Saved entries
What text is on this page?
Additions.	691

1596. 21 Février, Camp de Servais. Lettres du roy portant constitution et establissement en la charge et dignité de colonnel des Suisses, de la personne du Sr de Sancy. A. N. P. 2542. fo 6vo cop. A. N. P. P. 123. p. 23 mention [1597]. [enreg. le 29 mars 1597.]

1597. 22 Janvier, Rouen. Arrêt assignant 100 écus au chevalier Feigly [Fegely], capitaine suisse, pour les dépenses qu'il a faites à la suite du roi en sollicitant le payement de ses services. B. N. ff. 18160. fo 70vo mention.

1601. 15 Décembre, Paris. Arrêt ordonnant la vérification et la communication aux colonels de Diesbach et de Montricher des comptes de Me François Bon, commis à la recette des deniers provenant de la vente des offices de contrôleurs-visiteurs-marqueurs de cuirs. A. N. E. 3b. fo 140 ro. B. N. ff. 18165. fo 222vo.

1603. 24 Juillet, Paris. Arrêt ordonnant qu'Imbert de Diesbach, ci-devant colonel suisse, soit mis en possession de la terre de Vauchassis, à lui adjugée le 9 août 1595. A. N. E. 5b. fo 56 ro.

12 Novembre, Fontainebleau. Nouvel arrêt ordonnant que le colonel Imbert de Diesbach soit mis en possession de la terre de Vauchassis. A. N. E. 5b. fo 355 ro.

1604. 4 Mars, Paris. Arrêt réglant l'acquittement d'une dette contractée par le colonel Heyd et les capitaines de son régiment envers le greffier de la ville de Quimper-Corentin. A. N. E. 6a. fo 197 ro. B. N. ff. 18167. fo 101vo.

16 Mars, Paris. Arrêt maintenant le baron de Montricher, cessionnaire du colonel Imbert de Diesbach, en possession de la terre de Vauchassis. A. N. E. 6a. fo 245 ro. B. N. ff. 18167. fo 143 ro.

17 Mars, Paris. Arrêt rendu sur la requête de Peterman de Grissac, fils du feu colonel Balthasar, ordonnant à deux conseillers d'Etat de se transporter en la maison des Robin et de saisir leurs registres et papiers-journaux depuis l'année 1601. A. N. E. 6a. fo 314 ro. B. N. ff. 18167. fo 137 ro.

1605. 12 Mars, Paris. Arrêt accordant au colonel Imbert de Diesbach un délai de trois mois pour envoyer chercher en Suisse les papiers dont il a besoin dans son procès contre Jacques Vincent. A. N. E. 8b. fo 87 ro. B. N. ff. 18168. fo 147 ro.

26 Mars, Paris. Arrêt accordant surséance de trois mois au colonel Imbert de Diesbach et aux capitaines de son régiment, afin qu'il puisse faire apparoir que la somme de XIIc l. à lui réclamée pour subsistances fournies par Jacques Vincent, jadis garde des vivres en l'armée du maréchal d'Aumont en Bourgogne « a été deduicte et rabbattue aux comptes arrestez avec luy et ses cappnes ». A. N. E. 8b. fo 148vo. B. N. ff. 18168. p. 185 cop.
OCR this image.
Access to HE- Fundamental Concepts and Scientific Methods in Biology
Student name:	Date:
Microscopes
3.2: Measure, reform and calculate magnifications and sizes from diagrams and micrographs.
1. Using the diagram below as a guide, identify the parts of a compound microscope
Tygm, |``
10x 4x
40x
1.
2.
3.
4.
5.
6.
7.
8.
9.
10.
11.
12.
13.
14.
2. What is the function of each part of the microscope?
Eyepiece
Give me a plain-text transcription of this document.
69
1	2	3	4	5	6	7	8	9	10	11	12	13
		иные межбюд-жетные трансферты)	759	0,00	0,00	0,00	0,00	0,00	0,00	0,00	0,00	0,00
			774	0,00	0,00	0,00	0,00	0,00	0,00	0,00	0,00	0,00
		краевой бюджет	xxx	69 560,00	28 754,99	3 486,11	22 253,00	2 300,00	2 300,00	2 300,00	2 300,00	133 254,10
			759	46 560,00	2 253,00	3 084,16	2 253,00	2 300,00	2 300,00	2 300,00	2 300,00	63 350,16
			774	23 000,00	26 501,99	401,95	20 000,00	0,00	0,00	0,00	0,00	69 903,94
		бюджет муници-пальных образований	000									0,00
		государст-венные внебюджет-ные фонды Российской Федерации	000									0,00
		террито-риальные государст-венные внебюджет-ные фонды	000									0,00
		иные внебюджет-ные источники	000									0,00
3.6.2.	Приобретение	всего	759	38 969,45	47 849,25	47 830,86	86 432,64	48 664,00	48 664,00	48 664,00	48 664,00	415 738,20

# Exercise directions
Every record above should be copied exactly.

# Expected output
What text is on this page?
Additions.	691

1596. 21 Février, Camp de Servais. Lettres du roy portant constitution et establissement en la charge et dignité de colonnel des Suisses, de la personne du Sr de Sancy. A. N. P. 2542. fo 6vo cop. A. N. P. P. 123. p. 23 mention [1597]. [enreg. le 29 mars 1597.]

1597. 22 Janvier, Rouen. Arrêt assignant 100 écus au chevalier Feigly [Fegely], capitaine suisse, pour les dépenses qu'il a faites à la suite du roi en sollicitant le payement de ses services. B. N. ff. 18160. fo 70vo mention.

1601. 15 Décembre, Paris. Arrêt ordonnant la vérification et la communication aux colonels de Diesbach et de Montricher des comptes de Me François Bon, commis à la recette des deniers provenant de la vente des offices de contrôleurs-visiteurs-marqueurs de cuirs. A. N. E. 3b. fo 140 ro. B. N. ff. 18165. fo 222vo.

1603. 24 Juillet, Paris. Arrêt ordonnant qu'Imbert de Diesbach, ci-devant colonel suisse, soit mis en possession de la terre de Vauchassis, à lui adjugée le 9 août 1595. A. N. E. 5b. fo 56 ro.

12 Novembre, Fontainebleau. Nouvel arrêt ordonnant que le colonel Imbert de Diesbach soit mis en possession de la terre de Vauchassis. A. N. E. 5b. fo 355 ro.

1604. 4 Mars, Paris. Arrêt réglant l'acquittement d'une dette contractée par le colonel Heyd et les capitaines de son régiment envers le greffier de la ville de Quimper-Corentin. A. N. E. 6a. fo 197 ro. B. N. ff. 18167. fo 101vo.

16 Mars, Paris. Arrêt maintenant le baron de Montricher, cessionnaire du colonel Imbert de Diesbach, en possession de la terre de Vauchassis. A. N. E. 6a. fo 245 ro. B. N. ff. 18167. fo 143 ro.

17 Mars, Paris. Arrêt rendu sur la requête de Peterman de Grissac, fils du feu colonel Balthasar, ordonnant à deux conseillers d'Etat de se transporter en la maison des Robin et de saisir leurs registres et papiers-journaux depuis l'année 1601. A. N. E. 6a. fo 314 ro. B. N. ff. 18167. fo 137 ro.

1605. 12 Mars, Paris. Arrêt accordant au colonel Imbert de Diesbach un délai de trois mois pour envoyer chercher en Suisse les papiers dont il a besoin dans son procès contre Jacques Vincent. A. N. E. 8b. fo 87 ro. B. N. ff. 18168. fo 147 ro.

26 Mars, Paris. Arrêt accordant surséance de trois mois au colonel Imbert de Diesbach et aux capitaines de son régiment, afin qu'il puisse faire apparoir que la somme de XIIc l. à lui réclamée pour subsistances fournies par Jacques Vincent, jadis garde des vivres en l'armée du maréchal d'Aumont en Bourgogne « a été deduicte et rabbattue aux comptes arrestez avec luy et ses cappnes ». A. N. E. 8b. fo 148vo. B. N. ff. 18168. p. 185 cop.
OCR this image.
Access to HE- Fundamental Concepts and Scientific Methods in Biology
Student name:	Date:
Microscopes
3.2: Measure, reform and calculate magnifications and sizes from diagrams and micrographs.
1. Using the diagram below as a guide, identify the parts of a compound microscope
Tygm, |``
10x 4x
40x
1.
2.
3.
4.
5.
6.
7.
8.
9.
10.
11.
12.
13.
14.
2. What is the function of each part of the microscope?
Eyepiece
Give me a plain-text transcription of this document.
69
1	2	3	4	5	6	7	8	9	10	11	12	13
		иные межбюд-жетные трансферты)	759	0,00	0,00	0,00	0,00	0,00	0,00	0,00	0,00	0,00
			774	0,00	0,00	0,00	0,00	0,00	0,00	0,00	0,00	0,00
		краевой бюджет	xxx	69 560,00	28 754,99	3 486,11	22 253,00	2 300,00	2 300,00	2 300,00	2 300,00	133 254,10
			759	46 560,00	2 253,00	3 084,16	2 253,00	2 300,00	2 300,00	2 300,00	2 300,00	63 350,16
			774	23 000,00	26 501,99	401,95	20 000,00	0,00	0,00	0,00	0,00	69 903,94
		бюджет муници-пальных образований	000									0,00
		государст-венные внебюджет-ные фонды Российской Федерации	000									0,00
		террито-риальные государст-венные внебюджет-ные фонды	000									0,00
		иные внебюджет-ные источники	000									0,00
3.6.2.	Приобретение	всего	759	38 969,45	47 849,25	47 830,86	86 432,64	48 664,00	48 664,00	48 664,00	48 664,00	415 738,20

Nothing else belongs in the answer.